Это загадка истории: начиная с весны 1941 года, почти каждую неделю, если не чаще, Сталину на стол ложились записки наших резидентов в разных странах о том, что готовится вторжение. Известно, что немецкий перебежчик даже назвал дату — 22 июня. Эту же дату назвал Рихард Зорге. Это вопрос до сих пор по большей части не столько политики, сколько идеологии и психологии. Сталин не верил. Он считал, что еще есть время для подготовки, и со свойственной ему грубостью отвергал все эти донесения. Вплоть до того, что начальник Главного разведывательного управления Генштаба боялся докладывать Сталину, потому что тот жестко не принимал такие доклады. Это продолжалось почти до начала войны.

Еще один фактор, который служил источником дезинформации — реальные донесения из Берлина нашего посольства о разногласиях в германском руководстве по поводу отношений с Советским Союзом. Дипломаты, в том числе Риббентроп, а больше всего посол в Москве граф фон Шуленбург, были против войны. Фон Шуленбург настоял, чтобы в апреле 1941 года его принял Гитлер, и объяснял ему, что это и с точки зрения военных далеко не безопасная акция. Донесения о том, что там есть разногласия, докладывались наверх, что подтверждало идею: еще можно оттянуть время, Германия заинтересована получать от нас какие-то экономические выгоды по договору.

• [Перечень данных]

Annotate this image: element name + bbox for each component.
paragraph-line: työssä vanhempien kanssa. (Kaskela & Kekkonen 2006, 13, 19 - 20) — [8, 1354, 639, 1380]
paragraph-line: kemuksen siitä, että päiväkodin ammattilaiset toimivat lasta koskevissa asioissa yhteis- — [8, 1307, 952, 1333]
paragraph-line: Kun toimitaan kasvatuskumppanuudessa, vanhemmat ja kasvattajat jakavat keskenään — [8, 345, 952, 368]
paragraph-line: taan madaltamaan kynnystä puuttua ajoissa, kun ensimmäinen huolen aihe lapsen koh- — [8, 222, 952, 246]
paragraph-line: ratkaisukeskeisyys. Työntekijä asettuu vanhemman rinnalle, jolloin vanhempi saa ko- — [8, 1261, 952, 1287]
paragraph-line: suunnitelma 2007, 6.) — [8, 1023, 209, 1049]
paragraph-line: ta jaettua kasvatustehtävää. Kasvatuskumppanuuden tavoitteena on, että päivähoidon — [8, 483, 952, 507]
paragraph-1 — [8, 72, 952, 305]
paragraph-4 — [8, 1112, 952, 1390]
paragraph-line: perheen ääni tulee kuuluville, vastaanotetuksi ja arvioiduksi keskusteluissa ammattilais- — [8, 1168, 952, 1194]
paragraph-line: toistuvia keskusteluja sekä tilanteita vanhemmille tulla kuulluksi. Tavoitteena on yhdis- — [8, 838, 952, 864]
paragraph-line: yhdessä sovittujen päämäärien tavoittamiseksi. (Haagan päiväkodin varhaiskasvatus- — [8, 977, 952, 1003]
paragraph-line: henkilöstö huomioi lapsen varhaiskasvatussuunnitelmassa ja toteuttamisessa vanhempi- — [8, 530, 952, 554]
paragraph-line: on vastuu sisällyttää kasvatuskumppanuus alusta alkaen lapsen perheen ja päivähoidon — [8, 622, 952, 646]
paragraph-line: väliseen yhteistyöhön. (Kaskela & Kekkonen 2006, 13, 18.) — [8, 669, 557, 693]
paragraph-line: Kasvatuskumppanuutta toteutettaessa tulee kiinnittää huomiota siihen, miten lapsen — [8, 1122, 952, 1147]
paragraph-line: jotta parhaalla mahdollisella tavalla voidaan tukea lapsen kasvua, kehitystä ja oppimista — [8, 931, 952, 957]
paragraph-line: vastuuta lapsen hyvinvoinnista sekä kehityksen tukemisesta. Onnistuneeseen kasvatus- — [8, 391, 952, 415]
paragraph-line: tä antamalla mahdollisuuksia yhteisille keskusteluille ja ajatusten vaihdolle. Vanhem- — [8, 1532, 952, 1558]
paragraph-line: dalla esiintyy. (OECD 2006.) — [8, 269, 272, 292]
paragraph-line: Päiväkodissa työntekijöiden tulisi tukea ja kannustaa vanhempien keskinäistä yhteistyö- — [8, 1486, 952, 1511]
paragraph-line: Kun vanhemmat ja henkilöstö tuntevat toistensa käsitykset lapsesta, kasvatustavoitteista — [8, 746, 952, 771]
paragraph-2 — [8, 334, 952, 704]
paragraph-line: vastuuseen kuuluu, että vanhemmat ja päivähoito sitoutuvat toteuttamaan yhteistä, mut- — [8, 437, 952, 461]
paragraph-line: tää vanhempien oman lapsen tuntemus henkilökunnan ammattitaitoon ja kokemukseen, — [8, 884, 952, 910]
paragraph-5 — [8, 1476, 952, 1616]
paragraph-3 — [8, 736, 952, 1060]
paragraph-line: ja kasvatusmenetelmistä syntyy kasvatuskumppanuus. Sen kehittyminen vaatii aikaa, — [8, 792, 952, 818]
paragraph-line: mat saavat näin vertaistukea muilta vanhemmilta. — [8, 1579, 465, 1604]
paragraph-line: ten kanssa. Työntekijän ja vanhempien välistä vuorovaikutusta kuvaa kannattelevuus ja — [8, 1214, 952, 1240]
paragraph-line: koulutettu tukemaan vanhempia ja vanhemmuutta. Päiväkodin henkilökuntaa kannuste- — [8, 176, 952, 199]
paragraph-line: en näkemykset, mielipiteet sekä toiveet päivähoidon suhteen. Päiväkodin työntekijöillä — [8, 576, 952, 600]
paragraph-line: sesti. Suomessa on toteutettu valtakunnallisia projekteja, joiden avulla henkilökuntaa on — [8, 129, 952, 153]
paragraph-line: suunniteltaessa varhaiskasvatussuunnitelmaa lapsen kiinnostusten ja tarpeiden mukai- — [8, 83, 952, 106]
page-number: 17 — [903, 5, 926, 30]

• [Письменный запрос 1]
Изложите текст о предвоенных донесениях Сталину в двух предложениях.
• [Письменный запрос 2]
Почему начальник Главного разведывательного управления Генштаба боялся докладывать Сталину? Ответьте одним предложением по тексту о предвоенных донесениях Сталину.
• [Письменный запрос 3]
Подхватите текст о предвоенных донесениях Сталину и продолжите его после последнего предложения.

• [Результат задания 1]
С весны 1941 года Сталину почти каждую неделю поступали записки резидентов о готовящемся вторжении, а немецкий перебежчик и Рихард Зорге назвали дату 22 июня, но Сталин не верил, считал, что время для подготовки еще есть, и грубо отвергал эти донесения. Донесения посольства из Берлина о разногласиях в германском руководстве, где дипломаты, прежде всего посол граф фон Шуленбург, были против войны, подкрепляли мысль, что время еще можно оттянуть.

• [Результат задания 2]
Он боялся докладывать, потому что Сталин жестко не принимал доклады о готовящемся вторжении.

• [Результат задания 3]
Сильно дезориентировало население Советского Союза сообщение ТАСС от 12 июня 1941 года, в котором агентство опровергало, что Германия готовится к войне. Теперь уже всеми признано, что это было напрасно, и в этом не было необходимости — просто не надо было объясняться за Германию, что она не готовится к войне.

Закрытая информация

— Какие темы, связанные с начальным периодом войны, вы считаете приоритетными для современных историков?

— Помимо того, были приняты меры или нет, надо все-таки оценить причины нашего поражения в первый год войны. Ведь это было не просто поражение, а очень тяжелое. В окружении оказались больше 1,5 млн человек на Украине, не лучше ситуация была и на других направлениях. Оказалось, что страна, мягко говоря, была мало подготовлена. Это тоже вопрос для историков — оценить реальное состояние дел.

Все эти вопросы во время войны и после нее не были предметом серьезного изучения — все было закрыто. И только после смерти Сталина и XX съезда 1956 года начали публиковаться донесения, которые присылали резиденты. Раньше это было абсолютно никому не известно.
 

И тем не менее, несмотря на катастрофическое начало войны, ситуацию удалось переломить. За счет чего?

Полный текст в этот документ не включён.